_REQUIREMENT:_ Seek out every line containing the word "anual", and copy each.

_DATA FOR THE TASK:_
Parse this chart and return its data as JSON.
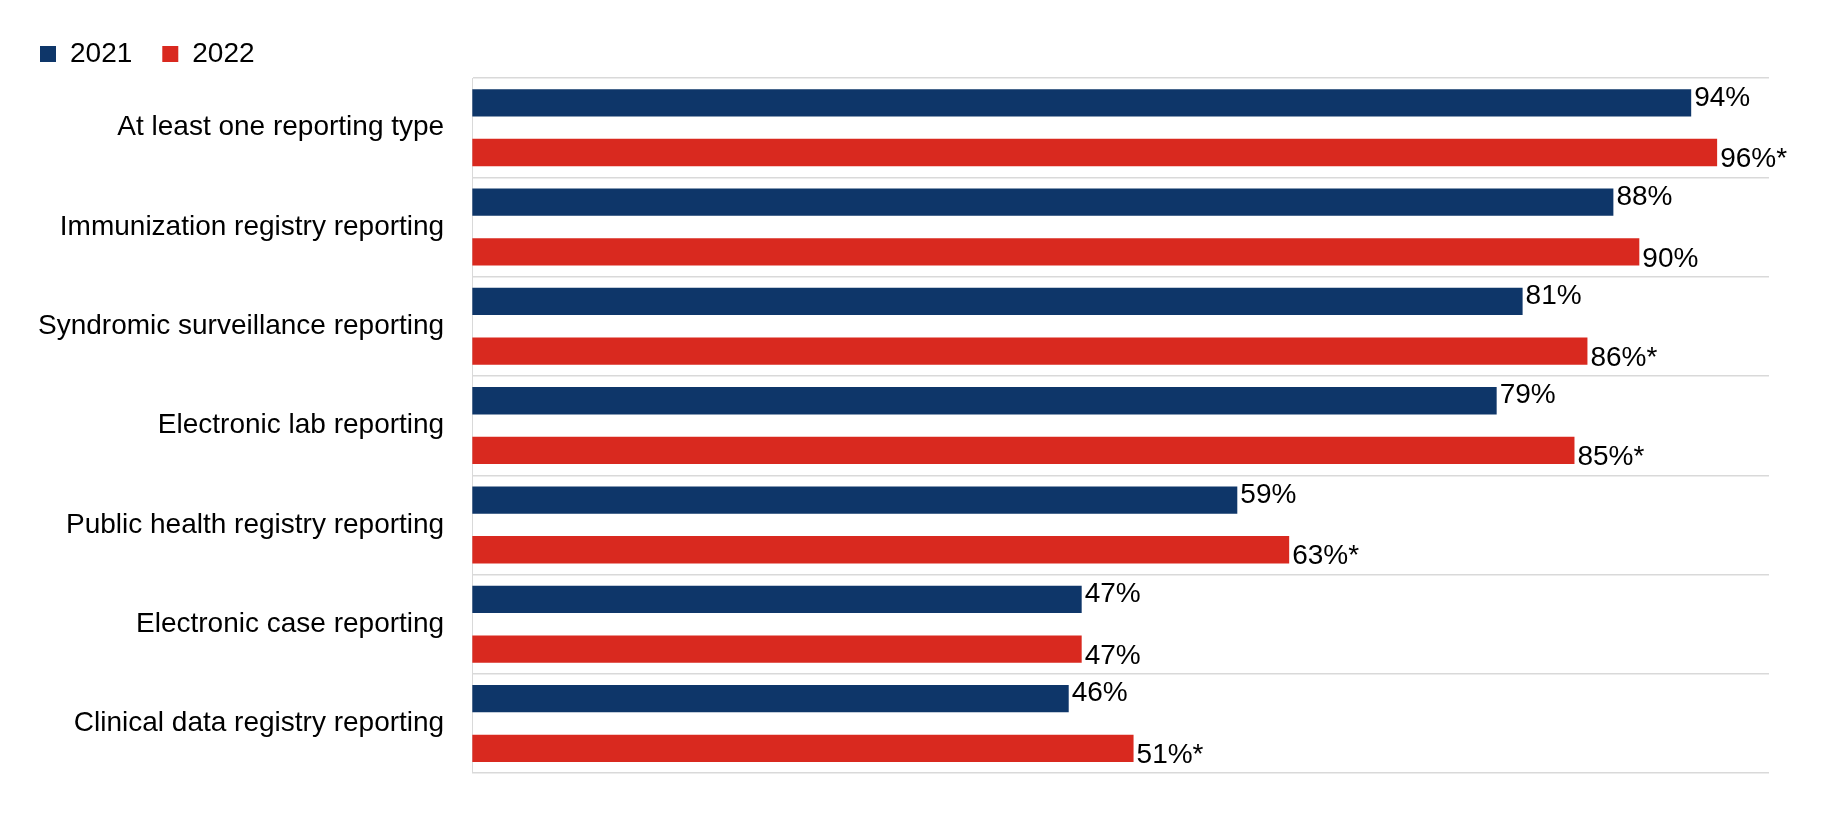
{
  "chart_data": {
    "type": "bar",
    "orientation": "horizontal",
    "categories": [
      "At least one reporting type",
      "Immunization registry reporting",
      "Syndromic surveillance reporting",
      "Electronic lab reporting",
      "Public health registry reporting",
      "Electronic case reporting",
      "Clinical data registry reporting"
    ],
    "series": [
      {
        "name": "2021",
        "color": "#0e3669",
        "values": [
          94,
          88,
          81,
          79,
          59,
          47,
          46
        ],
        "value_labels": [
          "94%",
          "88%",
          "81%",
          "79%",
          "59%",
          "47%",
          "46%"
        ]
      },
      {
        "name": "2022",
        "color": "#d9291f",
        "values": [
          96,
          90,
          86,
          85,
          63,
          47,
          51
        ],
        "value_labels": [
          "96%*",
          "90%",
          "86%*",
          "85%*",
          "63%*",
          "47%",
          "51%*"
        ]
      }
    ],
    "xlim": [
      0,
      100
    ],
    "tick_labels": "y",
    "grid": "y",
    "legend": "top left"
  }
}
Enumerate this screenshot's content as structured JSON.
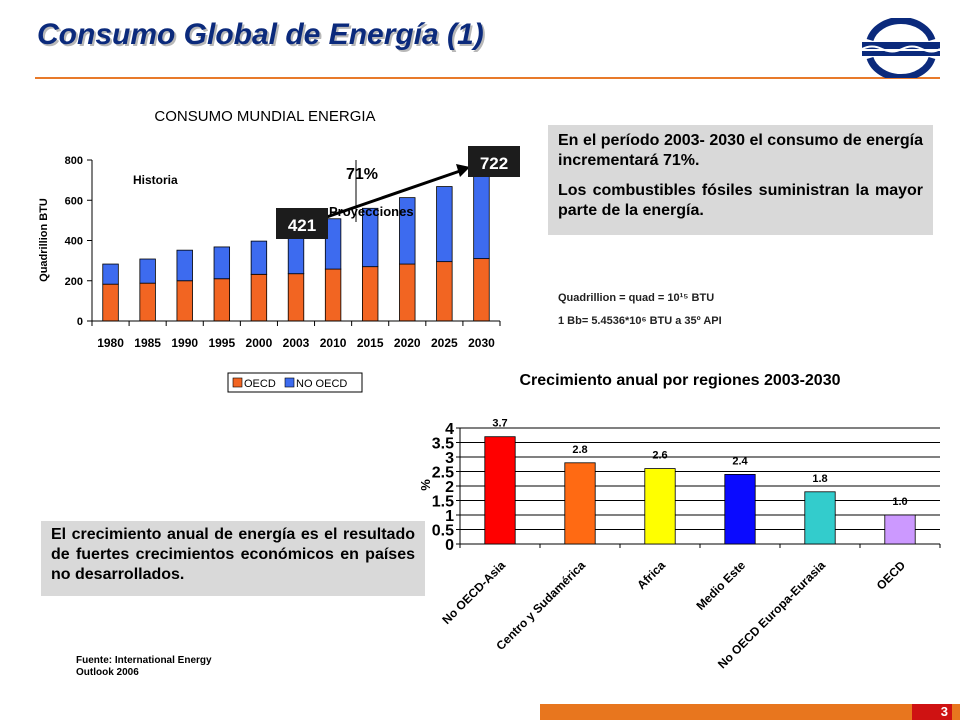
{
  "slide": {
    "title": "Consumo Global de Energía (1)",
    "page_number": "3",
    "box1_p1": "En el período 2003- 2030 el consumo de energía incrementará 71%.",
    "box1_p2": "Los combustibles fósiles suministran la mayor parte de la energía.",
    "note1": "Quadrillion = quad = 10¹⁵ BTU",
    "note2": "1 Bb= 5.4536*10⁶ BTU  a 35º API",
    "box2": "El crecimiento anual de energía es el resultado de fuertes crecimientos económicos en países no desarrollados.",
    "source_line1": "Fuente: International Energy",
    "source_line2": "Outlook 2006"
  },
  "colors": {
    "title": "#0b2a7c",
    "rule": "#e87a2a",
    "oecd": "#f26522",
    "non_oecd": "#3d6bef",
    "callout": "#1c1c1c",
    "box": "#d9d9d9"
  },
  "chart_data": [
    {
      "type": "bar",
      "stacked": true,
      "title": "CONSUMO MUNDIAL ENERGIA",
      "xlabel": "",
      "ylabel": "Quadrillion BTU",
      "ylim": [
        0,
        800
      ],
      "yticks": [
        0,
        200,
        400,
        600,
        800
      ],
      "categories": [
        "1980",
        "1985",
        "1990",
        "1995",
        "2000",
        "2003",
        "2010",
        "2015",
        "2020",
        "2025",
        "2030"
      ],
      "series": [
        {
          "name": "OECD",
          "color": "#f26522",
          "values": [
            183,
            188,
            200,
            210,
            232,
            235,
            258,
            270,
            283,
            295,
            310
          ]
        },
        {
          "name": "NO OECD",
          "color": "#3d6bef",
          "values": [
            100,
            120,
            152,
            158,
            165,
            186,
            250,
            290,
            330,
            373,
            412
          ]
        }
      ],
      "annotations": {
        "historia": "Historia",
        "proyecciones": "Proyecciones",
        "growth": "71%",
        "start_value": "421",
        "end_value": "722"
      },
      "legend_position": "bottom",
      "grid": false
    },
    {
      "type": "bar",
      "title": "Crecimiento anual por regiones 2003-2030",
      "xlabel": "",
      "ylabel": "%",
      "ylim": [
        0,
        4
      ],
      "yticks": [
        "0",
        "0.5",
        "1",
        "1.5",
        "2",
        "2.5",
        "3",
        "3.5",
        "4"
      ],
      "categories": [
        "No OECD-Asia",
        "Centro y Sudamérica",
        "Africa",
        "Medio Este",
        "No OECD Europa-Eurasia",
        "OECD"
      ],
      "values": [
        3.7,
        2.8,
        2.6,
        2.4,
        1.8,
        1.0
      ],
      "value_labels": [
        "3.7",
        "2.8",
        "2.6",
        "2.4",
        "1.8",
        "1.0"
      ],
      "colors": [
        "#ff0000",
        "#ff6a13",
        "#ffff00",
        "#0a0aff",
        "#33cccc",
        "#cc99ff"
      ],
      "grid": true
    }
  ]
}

---

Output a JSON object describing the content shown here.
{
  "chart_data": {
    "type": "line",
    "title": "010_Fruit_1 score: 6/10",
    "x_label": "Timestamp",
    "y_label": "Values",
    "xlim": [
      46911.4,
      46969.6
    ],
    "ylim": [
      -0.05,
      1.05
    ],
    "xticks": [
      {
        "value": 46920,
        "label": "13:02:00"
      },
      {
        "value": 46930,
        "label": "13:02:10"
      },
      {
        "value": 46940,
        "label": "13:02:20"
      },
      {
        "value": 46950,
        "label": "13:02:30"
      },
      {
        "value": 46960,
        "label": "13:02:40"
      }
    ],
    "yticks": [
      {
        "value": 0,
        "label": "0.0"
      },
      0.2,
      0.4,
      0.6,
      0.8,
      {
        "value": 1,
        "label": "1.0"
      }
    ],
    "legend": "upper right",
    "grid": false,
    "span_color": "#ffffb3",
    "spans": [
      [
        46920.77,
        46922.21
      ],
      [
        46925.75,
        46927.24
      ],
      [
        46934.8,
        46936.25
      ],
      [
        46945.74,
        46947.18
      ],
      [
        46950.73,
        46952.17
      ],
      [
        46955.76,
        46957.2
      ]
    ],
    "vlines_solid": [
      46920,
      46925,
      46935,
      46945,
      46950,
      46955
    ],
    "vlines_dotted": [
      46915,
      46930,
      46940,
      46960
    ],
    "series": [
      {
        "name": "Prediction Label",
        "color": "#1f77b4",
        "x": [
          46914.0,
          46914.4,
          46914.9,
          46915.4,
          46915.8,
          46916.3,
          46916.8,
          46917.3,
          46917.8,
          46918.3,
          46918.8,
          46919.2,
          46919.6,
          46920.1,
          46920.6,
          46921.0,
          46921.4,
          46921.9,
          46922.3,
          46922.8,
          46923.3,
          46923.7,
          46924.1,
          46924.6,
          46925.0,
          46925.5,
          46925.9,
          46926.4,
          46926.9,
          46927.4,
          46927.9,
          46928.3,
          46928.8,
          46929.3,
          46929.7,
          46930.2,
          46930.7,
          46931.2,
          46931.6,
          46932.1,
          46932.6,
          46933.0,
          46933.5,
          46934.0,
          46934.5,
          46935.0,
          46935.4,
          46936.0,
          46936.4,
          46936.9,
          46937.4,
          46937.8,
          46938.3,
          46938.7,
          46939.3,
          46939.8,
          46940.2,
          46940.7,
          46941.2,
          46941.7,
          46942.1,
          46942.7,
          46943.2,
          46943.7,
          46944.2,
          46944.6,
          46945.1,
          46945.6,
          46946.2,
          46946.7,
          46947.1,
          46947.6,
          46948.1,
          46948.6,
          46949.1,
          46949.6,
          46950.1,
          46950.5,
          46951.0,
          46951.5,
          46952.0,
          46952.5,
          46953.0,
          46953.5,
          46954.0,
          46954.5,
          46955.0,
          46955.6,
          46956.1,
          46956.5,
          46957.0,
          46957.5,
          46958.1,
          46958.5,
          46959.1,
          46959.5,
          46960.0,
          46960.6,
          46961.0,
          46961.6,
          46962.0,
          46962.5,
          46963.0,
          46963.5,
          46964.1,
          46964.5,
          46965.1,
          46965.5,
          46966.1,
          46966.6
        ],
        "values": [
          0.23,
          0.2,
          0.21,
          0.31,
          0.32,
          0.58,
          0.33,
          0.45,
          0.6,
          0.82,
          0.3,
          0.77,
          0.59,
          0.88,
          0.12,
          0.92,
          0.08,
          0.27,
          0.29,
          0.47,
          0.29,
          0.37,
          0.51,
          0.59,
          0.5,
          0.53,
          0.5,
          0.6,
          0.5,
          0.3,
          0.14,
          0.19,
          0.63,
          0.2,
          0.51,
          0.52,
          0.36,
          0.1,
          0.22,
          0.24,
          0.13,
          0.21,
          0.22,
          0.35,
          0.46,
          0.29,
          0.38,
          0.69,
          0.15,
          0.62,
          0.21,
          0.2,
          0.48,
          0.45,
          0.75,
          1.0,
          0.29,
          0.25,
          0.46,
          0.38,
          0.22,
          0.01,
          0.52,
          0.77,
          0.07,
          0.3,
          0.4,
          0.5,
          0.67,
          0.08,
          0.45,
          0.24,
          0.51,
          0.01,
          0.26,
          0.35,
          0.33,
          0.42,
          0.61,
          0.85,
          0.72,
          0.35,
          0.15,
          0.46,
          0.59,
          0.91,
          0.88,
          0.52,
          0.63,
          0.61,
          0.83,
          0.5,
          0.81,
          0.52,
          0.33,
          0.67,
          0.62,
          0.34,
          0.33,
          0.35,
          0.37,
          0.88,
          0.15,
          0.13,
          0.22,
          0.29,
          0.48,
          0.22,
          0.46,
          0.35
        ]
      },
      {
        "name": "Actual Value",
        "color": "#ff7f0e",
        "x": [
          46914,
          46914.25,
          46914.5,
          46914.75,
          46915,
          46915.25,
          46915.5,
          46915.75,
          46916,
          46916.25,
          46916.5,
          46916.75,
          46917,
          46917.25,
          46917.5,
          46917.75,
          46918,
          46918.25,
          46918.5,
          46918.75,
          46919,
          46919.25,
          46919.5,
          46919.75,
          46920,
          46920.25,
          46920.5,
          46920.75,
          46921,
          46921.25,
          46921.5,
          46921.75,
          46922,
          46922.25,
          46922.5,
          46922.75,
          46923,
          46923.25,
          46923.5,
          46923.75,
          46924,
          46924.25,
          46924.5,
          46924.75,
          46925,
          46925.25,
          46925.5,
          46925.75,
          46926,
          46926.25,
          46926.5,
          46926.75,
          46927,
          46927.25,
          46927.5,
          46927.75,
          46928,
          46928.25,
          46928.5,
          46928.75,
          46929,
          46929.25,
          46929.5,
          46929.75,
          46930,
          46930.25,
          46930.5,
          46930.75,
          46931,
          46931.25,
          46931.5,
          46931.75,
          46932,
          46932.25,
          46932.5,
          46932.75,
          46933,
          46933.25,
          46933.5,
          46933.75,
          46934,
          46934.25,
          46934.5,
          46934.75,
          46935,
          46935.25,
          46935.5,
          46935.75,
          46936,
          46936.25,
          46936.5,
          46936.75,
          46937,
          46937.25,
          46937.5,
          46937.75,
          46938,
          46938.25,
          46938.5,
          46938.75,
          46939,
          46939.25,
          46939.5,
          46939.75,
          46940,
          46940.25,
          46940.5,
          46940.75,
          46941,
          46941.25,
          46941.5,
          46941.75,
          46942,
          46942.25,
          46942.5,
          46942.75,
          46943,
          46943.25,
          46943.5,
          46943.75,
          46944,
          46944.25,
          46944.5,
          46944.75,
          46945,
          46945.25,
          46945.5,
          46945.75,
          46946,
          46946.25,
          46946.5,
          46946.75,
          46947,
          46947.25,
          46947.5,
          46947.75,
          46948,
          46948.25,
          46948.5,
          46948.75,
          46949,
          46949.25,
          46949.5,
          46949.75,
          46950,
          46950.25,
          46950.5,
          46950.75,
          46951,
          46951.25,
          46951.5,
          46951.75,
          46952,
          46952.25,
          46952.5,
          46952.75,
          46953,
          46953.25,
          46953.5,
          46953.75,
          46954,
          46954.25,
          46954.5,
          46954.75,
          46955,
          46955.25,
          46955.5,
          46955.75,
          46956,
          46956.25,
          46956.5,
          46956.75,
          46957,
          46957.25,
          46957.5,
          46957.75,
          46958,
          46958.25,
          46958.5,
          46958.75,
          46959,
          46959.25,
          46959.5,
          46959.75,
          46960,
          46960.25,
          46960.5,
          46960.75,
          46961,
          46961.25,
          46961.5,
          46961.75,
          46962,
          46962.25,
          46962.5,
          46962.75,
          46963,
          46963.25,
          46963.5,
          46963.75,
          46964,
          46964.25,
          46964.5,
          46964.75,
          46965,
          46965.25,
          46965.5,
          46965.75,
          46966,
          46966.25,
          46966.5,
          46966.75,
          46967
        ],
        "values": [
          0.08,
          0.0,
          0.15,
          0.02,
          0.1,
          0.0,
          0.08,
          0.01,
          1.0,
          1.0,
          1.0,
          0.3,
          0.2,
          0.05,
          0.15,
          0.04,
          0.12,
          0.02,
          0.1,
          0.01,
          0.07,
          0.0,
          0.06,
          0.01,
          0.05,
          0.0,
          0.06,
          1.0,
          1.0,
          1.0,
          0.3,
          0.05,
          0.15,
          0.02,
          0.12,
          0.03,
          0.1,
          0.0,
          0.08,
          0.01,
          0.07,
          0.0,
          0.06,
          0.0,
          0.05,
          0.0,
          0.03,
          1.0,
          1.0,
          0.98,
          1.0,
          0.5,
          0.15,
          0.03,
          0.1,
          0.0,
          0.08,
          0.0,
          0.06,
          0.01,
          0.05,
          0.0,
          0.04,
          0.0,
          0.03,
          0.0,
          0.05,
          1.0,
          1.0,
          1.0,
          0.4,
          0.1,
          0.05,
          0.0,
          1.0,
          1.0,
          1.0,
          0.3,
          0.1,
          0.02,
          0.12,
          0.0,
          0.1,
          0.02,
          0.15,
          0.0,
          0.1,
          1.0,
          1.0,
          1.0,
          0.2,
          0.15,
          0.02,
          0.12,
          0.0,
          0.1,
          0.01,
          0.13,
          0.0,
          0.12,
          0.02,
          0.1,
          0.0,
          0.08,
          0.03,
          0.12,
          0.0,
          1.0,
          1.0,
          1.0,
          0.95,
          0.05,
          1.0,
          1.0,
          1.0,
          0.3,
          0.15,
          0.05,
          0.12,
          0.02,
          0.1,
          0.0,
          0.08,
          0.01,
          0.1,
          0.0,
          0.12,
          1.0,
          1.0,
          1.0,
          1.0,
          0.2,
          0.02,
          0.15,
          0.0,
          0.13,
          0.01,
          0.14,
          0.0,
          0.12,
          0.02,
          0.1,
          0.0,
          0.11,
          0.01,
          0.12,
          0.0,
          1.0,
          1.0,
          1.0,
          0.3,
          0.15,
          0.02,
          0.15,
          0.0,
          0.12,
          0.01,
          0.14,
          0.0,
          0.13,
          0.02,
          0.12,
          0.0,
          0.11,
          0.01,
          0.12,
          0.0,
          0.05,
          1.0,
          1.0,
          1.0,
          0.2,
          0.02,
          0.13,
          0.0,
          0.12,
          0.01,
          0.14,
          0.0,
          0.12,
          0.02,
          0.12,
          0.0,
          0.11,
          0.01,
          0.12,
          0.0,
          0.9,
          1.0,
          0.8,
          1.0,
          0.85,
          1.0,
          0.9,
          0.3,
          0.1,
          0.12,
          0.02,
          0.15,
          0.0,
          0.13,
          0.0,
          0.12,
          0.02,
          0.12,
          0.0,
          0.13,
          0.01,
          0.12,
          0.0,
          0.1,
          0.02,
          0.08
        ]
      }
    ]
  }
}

--

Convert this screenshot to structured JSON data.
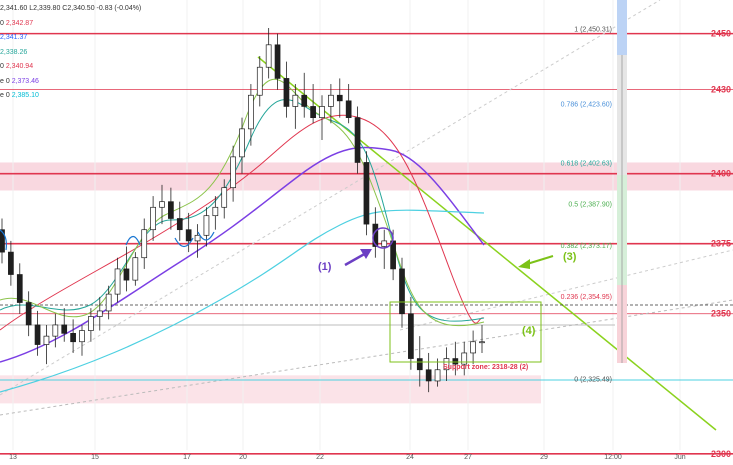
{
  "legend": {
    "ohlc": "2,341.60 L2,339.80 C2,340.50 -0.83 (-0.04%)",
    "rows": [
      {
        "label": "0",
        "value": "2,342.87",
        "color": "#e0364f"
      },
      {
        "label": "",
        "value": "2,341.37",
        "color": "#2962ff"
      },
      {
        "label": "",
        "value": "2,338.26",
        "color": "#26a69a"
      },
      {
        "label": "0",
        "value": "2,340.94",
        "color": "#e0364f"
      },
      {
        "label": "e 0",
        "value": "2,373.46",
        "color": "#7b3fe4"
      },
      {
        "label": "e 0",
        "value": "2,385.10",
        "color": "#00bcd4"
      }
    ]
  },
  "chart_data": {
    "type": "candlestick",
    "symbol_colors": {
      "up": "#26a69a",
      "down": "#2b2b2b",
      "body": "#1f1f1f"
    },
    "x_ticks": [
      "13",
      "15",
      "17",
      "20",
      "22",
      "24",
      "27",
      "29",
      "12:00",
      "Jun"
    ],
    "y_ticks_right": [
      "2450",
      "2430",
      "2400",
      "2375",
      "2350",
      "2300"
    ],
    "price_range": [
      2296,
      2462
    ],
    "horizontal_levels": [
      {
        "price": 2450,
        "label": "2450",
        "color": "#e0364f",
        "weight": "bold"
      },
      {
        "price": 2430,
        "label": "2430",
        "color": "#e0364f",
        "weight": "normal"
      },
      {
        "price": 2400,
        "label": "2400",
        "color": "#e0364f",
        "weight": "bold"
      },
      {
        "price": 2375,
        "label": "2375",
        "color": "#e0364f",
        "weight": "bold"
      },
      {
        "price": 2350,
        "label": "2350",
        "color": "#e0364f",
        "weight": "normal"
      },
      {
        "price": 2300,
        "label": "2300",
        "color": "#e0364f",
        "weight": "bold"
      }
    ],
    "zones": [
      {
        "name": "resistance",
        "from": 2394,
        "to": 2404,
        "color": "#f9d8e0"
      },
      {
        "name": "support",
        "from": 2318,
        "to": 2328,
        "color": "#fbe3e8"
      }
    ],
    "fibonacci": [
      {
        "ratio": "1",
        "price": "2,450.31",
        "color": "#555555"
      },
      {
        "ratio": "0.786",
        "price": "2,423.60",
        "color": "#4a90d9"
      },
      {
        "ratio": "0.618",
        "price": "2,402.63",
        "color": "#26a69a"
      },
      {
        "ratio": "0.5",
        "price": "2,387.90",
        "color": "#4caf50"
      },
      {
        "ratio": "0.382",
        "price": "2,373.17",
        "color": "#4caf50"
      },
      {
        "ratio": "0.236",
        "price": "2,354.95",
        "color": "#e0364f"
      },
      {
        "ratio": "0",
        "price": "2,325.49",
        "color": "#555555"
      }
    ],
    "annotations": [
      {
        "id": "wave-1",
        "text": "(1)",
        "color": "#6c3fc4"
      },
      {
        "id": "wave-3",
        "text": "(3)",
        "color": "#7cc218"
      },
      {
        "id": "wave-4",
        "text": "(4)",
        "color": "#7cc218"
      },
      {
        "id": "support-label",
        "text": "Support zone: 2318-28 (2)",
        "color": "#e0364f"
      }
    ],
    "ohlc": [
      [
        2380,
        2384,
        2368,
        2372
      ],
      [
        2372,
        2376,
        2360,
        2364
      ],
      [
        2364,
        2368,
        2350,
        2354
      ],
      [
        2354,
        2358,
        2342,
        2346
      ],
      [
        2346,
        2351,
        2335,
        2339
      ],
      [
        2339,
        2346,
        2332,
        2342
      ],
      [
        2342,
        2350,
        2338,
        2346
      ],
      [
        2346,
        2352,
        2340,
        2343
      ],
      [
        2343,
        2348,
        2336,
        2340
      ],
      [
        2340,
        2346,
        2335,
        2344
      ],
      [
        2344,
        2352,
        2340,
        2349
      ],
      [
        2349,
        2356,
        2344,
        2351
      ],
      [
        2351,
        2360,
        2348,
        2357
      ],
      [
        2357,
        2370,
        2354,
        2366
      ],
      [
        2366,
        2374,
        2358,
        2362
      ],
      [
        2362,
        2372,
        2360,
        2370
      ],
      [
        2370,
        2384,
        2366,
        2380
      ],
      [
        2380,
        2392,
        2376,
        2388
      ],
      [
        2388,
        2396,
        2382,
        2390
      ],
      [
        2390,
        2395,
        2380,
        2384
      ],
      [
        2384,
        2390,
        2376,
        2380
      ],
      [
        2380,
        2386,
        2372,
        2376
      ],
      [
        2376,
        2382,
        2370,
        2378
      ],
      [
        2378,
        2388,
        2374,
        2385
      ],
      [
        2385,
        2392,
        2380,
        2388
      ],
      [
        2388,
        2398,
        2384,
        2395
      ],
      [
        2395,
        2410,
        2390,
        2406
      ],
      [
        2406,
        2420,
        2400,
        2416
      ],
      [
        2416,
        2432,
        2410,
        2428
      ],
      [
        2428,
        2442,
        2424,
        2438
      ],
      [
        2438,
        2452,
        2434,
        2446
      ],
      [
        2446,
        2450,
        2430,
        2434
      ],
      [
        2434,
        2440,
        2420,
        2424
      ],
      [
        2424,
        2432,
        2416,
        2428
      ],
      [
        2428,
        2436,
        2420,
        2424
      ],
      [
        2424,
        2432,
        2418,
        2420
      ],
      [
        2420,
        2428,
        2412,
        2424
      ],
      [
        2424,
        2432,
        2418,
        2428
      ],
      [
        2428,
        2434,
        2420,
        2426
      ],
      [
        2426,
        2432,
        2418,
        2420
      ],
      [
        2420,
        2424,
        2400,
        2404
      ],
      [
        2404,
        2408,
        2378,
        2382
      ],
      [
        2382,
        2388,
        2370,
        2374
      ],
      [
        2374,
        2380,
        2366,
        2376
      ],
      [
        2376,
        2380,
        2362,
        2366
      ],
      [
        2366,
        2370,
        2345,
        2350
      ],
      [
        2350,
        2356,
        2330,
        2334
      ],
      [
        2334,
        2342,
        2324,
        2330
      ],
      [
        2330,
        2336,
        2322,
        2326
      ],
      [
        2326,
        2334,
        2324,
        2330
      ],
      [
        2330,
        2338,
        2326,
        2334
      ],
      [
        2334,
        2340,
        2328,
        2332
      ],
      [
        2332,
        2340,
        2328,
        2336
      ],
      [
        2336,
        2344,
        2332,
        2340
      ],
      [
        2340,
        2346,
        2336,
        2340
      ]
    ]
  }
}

_RESPONSE:_
    "box2": "El crecimiento anual de energía es el resultado de fuertes crecimientos económicos en países no desarrollados.",
      "title": "Crecimiento anual por regiones 2003-2030",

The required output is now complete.